Stored records
+ + + + + + +

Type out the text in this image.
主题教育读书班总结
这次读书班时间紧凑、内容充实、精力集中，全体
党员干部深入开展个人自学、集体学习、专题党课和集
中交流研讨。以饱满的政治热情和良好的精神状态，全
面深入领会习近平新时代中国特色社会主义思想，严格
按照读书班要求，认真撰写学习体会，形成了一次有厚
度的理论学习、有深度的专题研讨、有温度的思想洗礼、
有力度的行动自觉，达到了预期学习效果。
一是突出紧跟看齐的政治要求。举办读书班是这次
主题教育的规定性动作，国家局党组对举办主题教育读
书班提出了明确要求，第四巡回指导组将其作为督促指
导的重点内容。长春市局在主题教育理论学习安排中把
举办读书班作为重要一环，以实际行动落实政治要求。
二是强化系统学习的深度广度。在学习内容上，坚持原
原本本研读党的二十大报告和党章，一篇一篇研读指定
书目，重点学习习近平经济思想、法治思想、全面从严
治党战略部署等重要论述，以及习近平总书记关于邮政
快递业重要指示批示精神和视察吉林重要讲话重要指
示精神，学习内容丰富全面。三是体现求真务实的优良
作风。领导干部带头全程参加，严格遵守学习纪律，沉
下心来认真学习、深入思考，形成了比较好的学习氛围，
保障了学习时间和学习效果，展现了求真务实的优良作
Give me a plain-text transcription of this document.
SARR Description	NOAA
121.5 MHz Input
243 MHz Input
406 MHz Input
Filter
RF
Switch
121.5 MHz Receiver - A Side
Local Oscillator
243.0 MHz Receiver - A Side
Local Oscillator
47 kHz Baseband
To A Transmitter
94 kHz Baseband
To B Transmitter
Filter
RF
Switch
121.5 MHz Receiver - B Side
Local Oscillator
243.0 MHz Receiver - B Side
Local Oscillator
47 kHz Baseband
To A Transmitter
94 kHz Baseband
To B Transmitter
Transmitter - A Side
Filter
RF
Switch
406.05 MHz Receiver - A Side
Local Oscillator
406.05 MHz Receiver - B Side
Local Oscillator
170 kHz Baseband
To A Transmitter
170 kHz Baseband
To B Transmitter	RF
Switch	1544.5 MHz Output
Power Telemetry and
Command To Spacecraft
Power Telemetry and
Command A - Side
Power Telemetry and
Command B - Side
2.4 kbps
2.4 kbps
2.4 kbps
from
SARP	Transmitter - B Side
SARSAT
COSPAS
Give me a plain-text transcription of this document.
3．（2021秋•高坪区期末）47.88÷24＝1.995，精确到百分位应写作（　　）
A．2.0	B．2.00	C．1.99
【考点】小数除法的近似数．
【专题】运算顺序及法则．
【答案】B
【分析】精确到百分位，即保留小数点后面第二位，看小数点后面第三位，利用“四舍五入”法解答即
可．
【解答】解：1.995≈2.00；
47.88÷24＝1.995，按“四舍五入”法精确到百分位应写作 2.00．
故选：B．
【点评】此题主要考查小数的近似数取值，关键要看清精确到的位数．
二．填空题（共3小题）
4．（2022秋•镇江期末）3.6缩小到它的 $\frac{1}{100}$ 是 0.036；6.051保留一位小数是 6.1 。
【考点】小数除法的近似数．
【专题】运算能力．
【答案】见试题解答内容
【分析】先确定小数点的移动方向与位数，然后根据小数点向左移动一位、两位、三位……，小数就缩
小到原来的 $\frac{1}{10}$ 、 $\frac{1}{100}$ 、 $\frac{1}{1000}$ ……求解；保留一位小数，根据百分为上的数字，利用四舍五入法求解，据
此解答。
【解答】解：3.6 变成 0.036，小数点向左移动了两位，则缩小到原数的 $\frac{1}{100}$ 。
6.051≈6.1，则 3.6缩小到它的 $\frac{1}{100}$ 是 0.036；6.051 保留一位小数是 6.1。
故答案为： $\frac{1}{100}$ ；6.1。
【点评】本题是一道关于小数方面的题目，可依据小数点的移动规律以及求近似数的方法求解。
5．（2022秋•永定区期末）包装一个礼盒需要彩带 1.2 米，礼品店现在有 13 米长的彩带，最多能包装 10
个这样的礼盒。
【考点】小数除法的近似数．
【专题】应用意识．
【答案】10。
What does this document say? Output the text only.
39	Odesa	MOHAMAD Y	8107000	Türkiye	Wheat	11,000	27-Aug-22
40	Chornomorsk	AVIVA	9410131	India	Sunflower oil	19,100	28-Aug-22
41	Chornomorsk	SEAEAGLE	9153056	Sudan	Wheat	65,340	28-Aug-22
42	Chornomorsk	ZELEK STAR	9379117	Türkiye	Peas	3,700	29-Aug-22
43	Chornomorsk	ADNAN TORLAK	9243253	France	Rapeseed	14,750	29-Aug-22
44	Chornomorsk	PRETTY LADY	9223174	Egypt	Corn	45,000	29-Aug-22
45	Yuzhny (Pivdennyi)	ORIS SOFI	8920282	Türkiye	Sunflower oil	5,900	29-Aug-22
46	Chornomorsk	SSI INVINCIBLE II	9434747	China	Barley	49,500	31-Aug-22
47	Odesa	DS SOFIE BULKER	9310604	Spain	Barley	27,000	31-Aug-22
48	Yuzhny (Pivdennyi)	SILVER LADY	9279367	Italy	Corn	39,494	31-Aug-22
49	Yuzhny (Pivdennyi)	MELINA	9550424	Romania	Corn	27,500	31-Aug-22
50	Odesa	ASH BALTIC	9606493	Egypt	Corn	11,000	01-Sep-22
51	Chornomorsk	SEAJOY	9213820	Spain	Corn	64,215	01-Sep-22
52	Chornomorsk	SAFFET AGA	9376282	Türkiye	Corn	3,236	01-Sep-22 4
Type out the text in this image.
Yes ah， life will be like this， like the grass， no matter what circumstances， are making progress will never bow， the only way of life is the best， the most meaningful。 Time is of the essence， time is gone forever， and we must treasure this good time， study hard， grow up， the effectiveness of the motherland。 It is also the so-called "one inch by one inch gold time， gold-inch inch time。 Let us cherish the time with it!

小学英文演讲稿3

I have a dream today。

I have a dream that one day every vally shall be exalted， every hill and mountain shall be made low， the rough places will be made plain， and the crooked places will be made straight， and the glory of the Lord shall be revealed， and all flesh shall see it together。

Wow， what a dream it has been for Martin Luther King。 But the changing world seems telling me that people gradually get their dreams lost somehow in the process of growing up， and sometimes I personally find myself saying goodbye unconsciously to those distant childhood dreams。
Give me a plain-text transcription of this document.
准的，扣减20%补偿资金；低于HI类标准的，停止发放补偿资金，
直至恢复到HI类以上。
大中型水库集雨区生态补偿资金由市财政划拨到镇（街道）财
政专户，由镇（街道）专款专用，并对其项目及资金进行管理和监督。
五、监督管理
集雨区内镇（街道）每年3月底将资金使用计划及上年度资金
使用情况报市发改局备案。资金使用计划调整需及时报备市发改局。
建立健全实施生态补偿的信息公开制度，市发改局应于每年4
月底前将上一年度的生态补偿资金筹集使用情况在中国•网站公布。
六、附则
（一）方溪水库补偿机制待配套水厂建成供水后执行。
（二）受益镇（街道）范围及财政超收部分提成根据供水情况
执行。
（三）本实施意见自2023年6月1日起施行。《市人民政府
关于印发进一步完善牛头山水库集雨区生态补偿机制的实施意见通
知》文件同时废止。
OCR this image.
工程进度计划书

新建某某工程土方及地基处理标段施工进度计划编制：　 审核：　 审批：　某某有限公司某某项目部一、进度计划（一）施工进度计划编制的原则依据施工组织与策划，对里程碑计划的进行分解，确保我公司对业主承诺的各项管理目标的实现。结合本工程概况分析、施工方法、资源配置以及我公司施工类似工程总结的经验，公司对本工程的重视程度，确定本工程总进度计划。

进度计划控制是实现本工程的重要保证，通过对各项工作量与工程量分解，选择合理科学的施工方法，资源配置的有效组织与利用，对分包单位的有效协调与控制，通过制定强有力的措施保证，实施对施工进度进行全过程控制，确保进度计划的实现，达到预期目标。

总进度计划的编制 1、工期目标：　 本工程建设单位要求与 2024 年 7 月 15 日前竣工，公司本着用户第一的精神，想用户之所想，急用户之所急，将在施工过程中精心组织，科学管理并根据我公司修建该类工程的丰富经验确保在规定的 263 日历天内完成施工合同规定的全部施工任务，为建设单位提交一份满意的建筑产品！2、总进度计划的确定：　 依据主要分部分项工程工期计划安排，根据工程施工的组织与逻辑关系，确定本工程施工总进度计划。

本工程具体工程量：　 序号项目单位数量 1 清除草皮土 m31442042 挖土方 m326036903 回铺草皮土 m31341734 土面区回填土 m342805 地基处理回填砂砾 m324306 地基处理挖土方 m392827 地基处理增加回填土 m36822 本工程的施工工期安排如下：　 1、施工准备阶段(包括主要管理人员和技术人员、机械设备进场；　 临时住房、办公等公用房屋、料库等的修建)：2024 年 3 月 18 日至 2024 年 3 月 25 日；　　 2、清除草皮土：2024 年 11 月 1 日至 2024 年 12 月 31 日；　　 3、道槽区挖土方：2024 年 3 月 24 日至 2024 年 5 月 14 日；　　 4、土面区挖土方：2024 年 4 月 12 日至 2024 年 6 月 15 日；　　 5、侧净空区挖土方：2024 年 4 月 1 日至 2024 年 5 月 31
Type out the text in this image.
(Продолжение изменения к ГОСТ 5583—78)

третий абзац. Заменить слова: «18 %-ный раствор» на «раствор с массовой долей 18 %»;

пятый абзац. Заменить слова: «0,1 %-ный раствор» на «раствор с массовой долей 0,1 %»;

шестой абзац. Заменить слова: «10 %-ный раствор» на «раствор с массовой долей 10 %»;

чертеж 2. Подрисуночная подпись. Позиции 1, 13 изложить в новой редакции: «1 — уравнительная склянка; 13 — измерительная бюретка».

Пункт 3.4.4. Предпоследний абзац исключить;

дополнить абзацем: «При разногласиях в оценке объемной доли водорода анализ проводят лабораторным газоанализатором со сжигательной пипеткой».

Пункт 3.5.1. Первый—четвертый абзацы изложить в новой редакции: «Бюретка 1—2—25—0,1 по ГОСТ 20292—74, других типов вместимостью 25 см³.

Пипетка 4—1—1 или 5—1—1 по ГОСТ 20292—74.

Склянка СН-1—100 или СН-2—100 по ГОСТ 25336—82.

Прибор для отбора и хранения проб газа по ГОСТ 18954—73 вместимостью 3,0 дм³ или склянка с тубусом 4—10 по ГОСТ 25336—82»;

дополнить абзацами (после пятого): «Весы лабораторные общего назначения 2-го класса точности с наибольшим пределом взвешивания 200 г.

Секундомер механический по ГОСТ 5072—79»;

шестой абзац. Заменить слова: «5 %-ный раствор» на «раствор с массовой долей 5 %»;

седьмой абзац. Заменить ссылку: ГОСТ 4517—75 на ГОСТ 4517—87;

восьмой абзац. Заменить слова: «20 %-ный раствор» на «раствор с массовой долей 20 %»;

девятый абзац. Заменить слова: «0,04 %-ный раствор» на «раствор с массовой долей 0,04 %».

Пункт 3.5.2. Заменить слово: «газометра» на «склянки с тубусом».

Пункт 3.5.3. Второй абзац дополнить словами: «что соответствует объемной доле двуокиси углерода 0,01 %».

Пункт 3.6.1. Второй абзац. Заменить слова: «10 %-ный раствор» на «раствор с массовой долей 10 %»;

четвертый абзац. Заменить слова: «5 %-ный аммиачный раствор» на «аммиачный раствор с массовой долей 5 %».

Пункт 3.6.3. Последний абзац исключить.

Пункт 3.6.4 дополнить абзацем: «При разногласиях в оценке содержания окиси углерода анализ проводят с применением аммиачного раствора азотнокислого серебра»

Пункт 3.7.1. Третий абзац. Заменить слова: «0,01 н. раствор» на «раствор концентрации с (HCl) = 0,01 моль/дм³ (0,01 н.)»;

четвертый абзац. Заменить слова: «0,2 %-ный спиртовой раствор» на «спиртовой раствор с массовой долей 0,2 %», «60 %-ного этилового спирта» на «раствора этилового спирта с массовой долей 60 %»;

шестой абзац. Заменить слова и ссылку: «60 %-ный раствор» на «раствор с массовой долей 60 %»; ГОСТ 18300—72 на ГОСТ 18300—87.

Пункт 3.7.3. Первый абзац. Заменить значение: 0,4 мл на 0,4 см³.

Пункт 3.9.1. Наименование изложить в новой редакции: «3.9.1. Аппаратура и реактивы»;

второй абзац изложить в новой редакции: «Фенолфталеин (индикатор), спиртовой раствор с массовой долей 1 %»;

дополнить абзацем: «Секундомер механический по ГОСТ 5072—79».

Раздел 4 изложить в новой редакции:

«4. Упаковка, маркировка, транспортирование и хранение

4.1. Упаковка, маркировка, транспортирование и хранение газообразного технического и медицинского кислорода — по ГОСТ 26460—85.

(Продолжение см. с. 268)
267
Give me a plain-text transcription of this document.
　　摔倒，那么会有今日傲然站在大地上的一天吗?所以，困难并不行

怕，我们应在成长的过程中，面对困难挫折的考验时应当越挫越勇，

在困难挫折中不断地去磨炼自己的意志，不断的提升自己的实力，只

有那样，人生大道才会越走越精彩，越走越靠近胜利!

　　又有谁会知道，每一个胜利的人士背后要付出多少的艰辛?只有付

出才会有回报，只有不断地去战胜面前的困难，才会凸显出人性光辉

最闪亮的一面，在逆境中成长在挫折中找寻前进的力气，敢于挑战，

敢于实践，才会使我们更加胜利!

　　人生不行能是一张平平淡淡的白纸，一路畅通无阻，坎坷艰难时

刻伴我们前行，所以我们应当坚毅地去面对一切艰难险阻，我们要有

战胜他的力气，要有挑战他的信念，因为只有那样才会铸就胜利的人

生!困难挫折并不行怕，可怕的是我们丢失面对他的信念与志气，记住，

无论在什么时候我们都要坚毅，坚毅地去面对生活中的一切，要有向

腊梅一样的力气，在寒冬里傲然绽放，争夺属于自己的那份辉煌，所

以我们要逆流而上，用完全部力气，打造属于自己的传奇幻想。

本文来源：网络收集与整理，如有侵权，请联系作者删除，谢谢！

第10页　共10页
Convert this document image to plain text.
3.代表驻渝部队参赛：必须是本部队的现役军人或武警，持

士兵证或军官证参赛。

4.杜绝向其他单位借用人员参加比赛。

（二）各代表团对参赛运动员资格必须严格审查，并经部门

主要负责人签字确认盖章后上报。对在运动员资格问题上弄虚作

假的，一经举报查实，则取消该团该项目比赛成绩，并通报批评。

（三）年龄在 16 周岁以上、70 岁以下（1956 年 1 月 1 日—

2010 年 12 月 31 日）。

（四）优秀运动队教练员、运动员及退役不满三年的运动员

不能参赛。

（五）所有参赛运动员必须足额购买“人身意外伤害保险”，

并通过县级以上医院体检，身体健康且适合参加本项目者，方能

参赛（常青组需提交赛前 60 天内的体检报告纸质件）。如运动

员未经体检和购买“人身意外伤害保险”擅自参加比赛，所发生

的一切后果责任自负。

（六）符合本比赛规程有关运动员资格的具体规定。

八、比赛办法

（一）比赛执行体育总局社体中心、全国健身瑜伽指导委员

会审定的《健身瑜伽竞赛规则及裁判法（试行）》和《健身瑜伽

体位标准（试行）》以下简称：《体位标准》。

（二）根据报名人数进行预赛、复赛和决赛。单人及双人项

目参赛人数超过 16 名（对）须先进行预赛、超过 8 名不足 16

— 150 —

+ + + + + + +

_Task description_:
Which lines in the data above contain "редакции"? Show each one.

_Exercise output_:
чертеж 2. Подрисуночная подпись. Позиции 1, 13 изложить в новой редакции: «1 — уравнительная склянка; 13 — измерительная бюретка».
Пункт 3.5.1. Первый—четвертый абзацы изложить в новой редакции: «Бюретка 1—2—25—0,1 по ГОСТ 20292—74, других типов вместимостью 25 см³.
Пункт 3.9.1. Наименование изложить в новой редакции: «3.9.1. Аппаратура и реактивы»;
второй абзац изложить в новой редакции: «Фенолфталеин (индикатор), спиртовой раствор с массовой долей 1 %»;
Раздел 4 изложить в новой редакции:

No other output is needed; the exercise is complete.